WHAT IS ASKED
Find each line holding the word "Employé" and give the number of such lines, nothing else.

[Data excerpts]
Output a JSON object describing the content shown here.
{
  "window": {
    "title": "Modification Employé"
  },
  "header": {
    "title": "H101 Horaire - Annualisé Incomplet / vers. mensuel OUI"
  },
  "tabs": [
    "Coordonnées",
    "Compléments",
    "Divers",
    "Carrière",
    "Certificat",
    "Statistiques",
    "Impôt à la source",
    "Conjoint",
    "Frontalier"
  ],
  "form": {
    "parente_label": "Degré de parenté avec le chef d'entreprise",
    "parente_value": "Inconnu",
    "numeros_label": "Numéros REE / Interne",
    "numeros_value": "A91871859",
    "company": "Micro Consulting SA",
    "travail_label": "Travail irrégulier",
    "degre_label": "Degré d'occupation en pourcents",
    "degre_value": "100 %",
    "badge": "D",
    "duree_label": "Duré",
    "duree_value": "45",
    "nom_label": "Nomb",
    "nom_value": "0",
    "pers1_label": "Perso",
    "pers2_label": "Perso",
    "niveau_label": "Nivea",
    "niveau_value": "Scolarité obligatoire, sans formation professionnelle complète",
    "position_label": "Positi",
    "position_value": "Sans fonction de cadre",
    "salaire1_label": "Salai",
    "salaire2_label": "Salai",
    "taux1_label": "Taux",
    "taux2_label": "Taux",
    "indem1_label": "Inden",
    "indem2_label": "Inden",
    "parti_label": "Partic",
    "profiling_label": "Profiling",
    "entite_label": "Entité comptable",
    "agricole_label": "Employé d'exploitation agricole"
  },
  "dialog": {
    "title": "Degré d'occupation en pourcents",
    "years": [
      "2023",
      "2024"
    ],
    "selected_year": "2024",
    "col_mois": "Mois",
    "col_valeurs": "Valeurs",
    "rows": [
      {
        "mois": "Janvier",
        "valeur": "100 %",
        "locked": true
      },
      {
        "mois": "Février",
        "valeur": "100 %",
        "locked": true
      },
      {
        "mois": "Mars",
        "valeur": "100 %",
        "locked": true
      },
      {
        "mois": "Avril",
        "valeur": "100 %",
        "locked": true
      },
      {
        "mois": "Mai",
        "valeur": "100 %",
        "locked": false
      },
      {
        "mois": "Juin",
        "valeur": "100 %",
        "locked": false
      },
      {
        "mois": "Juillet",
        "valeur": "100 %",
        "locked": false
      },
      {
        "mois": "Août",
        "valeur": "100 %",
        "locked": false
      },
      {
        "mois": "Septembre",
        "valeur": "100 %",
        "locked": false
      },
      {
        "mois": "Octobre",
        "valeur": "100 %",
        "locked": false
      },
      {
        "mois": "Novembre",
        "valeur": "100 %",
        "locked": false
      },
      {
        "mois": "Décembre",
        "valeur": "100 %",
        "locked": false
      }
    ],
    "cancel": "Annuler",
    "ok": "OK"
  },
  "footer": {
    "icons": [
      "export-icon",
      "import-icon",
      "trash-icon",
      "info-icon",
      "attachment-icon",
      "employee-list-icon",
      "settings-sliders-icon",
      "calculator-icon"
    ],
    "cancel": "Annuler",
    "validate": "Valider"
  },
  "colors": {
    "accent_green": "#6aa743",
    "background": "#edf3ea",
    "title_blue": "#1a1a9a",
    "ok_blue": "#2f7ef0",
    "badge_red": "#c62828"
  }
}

THE COMPLETED TASK
2